▸ **What the task asks**
Every line of the data that contains the string "Vérité" must be copied.

▸ **Record excerpts**
----------------
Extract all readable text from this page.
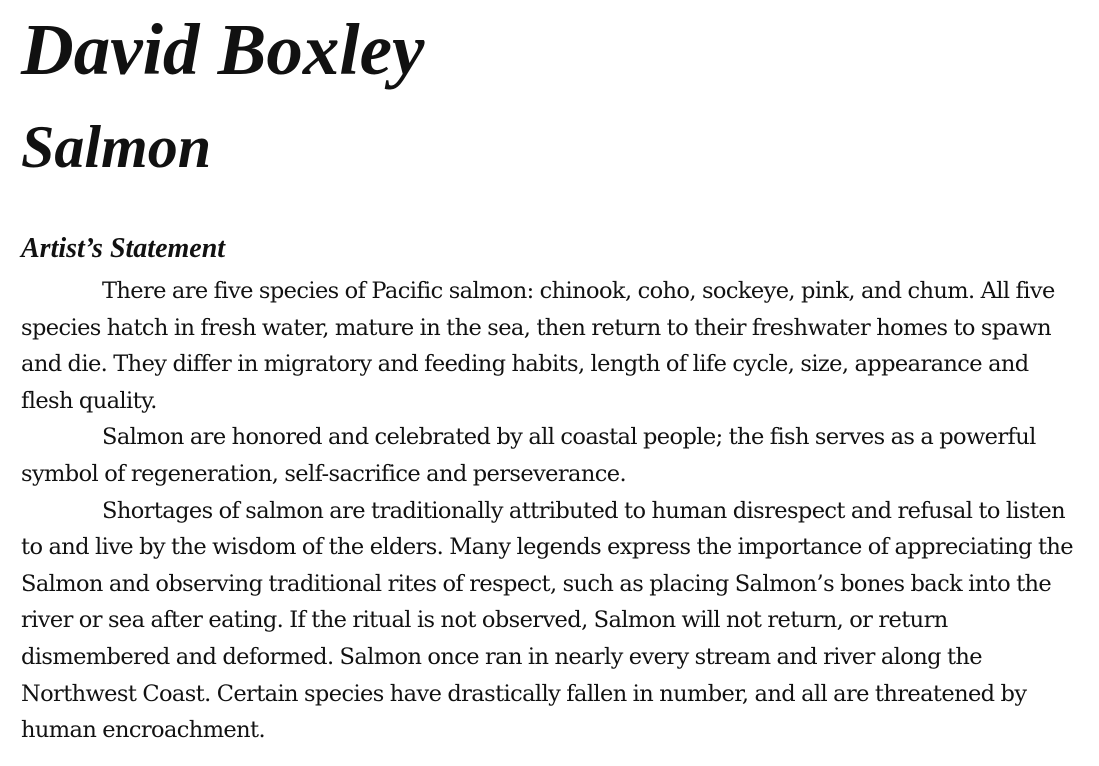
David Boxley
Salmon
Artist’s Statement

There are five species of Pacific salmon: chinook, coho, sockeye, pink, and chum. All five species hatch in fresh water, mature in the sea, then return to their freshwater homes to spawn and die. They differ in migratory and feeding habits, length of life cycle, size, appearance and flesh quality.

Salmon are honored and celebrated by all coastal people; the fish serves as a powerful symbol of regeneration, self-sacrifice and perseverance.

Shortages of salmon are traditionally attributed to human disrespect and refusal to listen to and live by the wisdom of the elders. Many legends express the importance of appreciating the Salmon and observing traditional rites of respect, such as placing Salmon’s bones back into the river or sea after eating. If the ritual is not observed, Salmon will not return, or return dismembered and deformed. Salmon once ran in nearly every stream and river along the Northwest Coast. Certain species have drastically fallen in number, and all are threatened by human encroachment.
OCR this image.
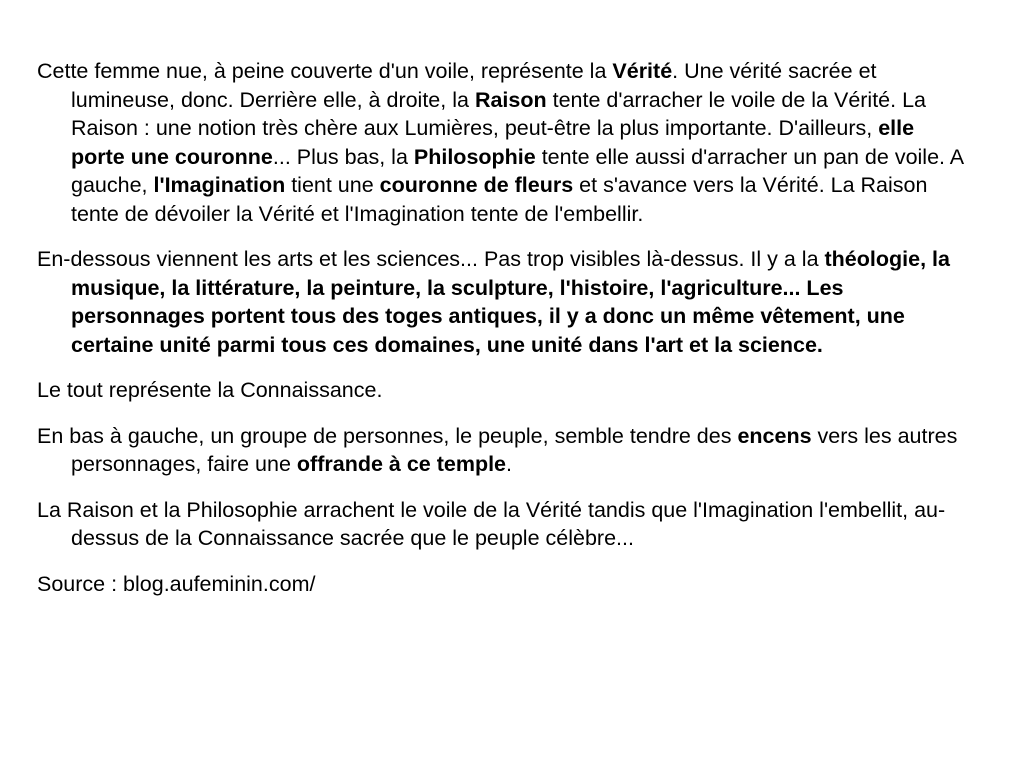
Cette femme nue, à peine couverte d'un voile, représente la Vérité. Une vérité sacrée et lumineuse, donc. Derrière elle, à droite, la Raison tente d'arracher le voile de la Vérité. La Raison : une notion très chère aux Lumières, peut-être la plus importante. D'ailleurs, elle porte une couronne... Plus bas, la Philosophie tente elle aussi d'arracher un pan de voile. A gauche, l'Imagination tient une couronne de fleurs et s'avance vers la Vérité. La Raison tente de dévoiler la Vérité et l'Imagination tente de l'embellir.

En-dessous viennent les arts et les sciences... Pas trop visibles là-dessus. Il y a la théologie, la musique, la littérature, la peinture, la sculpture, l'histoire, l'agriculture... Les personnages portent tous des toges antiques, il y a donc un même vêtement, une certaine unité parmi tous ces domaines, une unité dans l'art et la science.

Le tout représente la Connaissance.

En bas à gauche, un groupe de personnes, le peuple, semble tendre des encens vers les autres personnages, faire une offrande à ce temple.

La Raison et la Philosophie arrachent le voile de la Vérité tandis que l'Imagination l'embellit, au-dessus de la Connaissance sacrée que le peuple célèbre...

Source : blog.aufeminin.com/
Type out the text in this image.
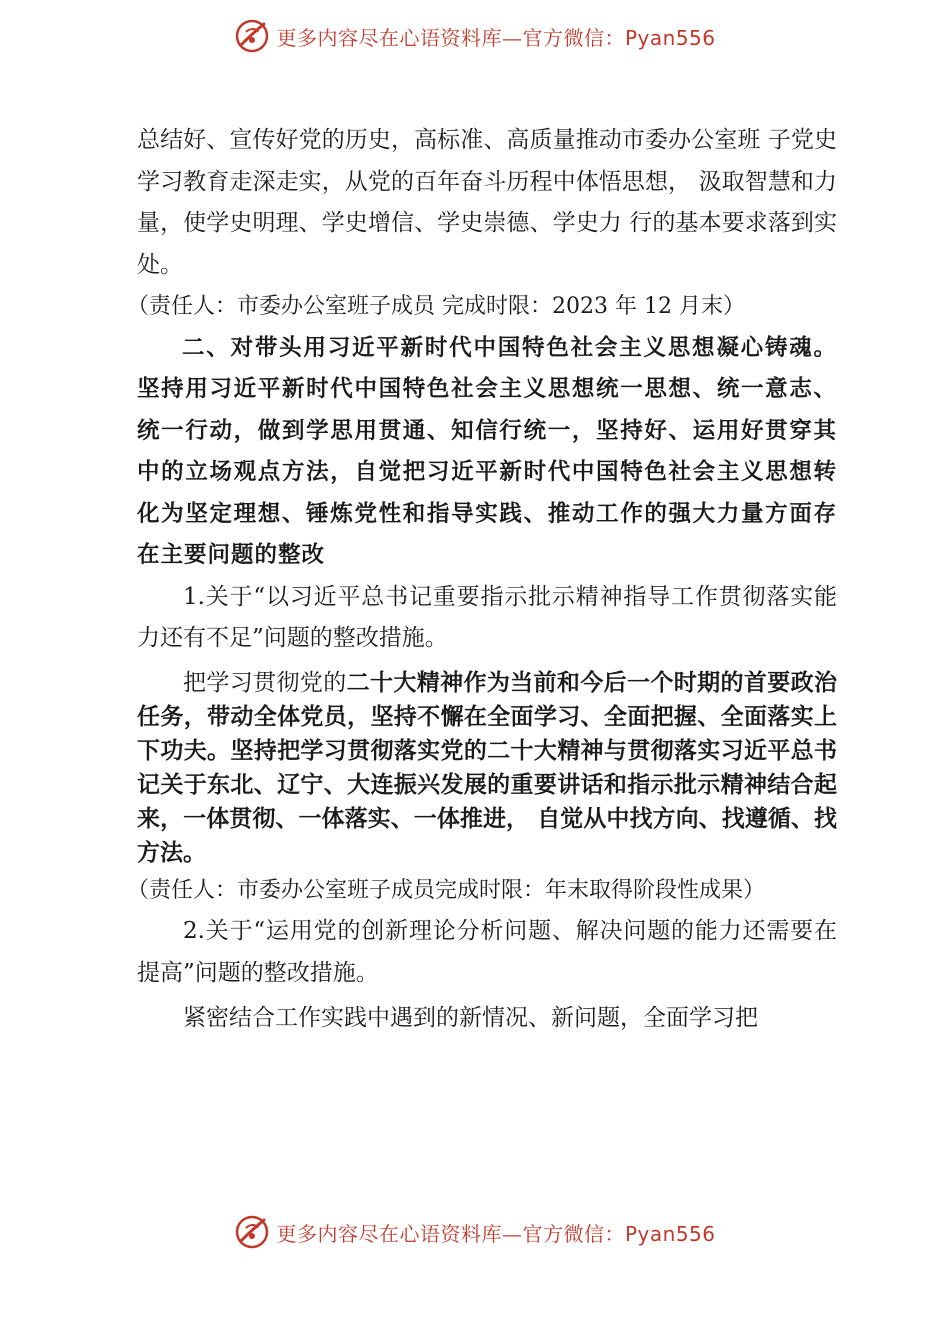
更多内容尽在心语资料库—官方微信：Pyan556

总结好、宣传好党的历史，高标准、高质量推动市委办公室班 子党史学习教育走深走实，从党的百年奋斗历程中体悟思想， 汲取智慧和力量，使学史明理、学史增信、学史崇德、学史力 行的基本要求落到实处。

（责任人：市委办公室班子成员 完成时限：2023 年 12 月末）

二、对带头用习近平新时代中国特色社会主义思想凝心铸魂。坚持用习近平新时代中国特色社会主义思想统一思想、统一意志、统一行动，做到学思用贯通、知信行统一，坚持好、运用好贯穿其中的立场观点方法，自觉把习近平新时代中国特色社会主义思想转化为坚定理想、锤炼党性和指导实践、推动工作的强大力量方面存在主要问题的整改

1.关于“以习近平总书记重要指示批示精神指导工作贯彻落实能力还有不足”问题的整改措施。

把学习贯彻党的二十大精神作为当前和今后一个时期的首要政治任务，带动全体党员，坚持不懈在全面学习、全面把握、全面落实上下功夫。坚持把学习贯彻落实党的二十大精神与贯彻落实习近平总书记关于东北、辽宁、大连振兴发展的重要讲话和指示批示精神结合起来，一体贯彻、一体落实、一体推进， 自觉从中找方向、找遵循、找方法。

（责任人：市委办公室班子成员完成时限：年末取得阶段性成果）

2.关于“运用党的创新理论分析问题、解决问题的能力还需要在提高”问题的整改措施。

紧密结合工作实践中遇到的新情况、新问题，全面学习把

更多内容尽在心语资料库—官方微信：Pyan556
----------------
▸ **Finished answer**
Cette femme nue, à peine couverte d'un voile, représente la Vérité. Une vérité sacrée et lumineuse, donc. Derrière elle, à droite, la Raison tente d'arracher le voile de la Vérité. La Raison : une notion très chère aux Lumières, peut-être la plus importante. D'ailleurs, elle porte une couronne... Plus bas, la Philosophie tente elle aussi d'arracher un pan de voile. A gauche, l'Imagination tient une couronne de fleurs et s'avance vers la Vérité. La Raison tente de dévoiler la Vérité et l'Imagination tente de l'embellir.
La Raison et la Philosophie arrachent le voile de la Vérité tandis que l'Imagination l'embellit, au-dessus de la Connaissance sacrée que le peuple célèbre...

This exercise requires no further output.